- TO DO: Select every line containing the word "affected" from the material, and copy those lines.

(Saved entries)
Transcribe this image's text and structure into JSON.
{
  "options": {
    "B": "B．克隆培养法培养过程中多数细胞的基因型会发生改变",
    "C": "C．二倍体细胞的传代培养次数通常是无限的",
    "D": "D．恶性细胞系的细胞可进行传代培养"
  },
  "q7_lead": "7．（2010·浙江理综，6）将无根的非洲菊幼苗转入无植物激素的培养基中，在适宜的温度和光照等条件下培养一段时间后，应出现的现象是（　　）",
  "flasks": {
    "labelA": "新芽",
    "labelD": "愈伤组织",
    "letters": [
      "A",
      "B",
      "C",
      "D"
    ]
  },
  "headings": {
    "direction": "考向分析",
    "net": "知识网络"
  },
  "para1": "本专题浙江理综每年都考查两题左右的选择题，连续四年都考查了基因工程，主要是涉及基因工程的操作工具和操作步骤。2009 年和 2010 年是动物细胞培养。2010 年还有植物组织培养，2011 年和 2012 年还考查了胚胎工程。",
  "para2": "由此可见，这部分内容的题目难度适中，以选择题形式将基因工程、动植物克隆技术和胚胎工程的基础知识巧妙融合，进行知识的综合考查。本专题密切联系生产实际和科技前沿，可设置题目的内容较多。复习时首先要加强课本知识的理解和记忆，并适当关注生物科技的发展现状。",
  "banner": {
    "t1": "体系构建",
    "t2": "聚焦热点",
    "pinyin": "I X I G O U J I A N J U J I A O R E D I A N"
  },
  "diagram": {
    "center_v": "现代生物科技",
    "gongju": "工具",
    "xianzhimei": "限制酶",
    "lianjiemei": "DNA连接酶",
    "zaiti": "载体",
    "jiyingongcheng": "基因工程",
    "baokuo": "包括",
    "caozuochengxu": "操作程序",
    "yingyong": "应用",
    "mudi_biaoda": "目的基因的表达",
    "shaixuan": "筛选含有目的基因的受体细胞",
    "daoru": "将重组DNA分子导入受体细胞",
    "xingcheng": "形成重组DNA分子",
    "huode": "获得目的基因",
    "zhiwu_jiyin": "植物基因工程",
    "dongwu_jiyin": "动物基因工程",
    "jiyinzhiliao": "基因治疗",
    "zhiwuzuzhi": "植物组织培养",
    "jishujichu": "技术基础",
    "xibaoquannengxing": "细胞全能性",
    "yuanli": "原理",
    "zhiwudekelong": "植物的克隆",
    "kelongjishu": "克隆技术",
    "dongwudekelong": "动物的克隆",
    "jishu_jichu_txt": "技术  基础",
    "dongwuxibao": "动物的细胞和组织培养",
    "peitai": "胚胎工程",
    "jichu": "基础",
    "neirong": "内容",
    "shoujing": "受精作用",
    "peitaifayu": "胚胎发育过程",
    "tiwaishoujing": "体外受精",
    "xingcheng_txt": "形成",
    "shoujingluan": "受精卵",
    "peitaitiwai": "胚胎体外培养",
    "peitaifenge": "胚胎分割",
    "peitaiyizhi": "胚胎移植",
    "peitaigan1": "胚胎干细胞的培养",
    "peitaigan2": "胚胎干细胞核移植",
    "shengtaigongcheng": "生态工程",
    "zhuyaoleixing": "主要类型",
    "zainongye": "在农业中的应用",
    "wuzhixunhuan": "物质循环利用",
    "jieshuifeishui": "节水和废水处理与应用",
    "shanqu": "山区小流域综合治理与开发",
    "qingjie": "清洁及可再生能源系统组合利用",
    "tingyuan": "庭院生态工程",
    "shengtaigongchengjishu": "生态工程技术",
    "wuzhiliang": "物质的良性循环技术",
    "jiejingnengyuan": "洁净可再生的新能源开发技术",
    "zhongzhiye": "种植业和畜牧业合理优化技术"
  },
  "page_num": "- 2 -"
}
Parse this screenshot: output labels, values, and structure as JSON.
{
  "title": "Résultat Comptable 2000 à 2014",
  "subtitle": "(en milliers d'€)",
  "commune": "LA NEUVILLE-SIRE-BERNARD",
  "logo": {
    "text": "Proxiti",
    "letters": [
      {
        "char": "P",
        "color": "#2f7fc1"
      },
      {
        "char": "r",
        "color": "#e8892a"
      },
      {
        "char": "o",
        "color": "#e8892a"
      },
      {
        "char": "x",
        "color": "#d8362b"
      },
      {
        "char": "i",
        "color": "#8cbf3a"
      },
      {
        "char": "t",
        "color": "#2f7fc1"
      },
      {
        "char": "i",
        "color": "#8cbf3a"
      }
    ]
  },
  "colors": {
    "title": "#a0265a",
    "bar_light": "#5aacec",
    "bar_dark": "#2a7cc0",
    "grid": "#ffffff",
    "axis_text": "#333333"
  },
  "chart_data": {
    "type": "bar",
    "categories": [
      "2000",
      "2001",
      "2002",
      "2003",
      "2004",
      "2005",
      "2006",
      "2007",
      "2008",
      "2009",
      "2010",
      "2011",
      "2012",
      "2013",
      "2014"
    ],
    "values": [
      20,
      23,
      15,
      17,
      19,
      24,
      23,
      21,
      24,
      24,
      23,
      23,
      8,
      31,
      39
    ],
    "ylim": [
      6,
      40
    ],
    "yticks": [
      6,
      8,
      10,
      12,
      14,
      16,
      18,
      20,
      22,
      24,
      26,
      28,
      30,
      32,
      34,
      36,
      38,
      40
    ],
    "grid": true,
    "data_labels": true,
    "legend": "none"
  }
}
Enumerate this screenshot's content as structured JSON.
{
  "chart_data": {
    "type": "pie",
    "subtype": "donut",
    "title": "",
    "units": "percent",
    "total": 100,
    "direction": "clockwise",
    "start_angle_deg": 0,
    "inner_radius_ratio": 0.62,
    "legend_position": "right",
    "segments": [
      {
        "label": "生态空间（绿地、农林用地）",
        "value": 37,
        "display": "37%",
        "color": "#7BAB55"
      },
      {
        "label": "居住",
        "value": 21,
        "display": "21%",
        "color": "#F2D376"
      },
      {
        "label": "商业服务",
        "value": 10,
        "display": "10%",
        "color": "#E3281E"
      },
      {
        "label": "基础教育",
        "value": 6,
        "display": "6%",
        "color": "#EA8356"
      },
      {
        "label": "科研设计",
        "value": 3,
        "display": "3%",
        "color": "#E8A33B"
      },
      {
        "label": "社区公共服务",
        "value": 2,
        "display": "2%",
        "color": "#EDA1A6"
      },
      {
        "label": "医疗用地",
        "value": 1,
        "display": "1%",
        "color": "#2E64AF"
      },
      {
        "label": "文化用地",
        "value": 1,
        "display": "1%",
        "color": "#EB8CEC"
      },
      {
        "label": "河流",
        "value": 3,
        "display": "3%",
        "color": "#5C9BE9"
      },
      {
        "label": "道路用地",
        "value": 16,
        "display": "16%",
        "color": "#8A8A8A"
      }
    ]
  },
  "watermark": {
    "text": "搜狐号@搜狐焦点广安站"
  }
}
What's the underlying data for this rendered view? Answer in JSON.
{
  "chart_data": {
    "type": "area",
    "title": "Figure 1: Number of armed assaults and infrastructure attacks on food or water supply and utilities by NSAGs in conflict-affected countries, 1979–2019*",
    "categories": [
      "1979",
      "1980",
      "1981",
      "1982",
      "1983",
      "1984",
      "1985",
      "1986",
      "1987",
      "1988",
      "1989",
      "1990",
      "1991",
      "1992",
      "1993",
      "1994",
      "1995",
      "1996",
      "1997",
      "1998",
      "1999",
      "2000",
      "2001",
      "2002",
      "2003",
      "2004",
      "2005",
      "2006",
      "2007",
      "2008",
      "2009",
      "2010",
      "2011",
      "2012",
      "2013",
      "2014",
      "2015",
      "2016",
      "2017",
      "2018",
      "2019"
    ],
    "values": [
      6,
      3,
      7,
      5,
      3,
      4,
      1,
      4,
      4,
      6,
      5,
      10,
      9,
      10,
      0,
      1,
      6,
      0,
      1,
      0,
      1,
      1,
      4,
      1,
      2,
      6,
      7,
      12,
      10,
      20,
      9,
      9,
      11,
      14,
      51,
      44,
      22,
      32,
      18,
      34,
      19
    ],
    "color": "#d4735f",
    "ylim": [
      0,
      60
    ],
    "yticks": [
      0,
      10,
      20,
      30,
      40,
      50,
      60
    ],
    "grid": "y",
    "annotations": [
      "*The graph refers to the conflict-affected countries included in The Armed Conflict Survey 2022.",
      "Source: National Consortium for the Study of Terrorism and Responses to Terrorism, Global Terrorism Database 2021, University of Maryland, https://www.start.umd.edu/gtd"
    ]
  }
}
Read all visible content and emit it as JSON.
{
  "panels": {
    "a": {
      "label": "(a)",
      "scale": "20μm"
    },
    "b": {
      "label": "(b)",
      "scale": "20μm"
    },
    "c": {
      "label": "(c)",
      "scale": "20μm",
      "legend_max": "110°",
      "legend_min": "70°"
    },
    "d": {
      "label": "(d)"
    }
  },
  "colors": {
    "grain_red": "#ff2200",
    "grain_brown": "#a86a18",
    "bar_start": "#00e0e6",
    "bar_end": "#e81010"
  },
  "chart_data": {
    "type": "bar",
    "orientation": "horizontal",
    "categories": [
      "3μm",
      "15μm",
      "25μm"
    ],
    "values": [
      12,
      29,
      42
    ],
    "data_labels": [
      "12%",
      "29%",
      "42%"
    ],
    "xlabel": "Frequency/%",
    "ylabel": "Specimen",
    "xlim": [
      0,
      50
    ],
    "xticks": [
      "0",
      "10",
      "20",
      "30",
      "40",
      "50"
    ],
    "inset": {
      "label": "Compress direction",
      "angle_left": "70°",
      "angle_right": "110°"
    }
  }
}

- OUTPUT BELOW:
    "title": "Figure 1: Number of armed assaults and infrastructure attacks on food or water supply and utilities by NSAGs in conflict-affected countries, 1979–2019*",
      "*The graph refers to the conflict-affected countries included in The Armed Conflict Survey 2022.",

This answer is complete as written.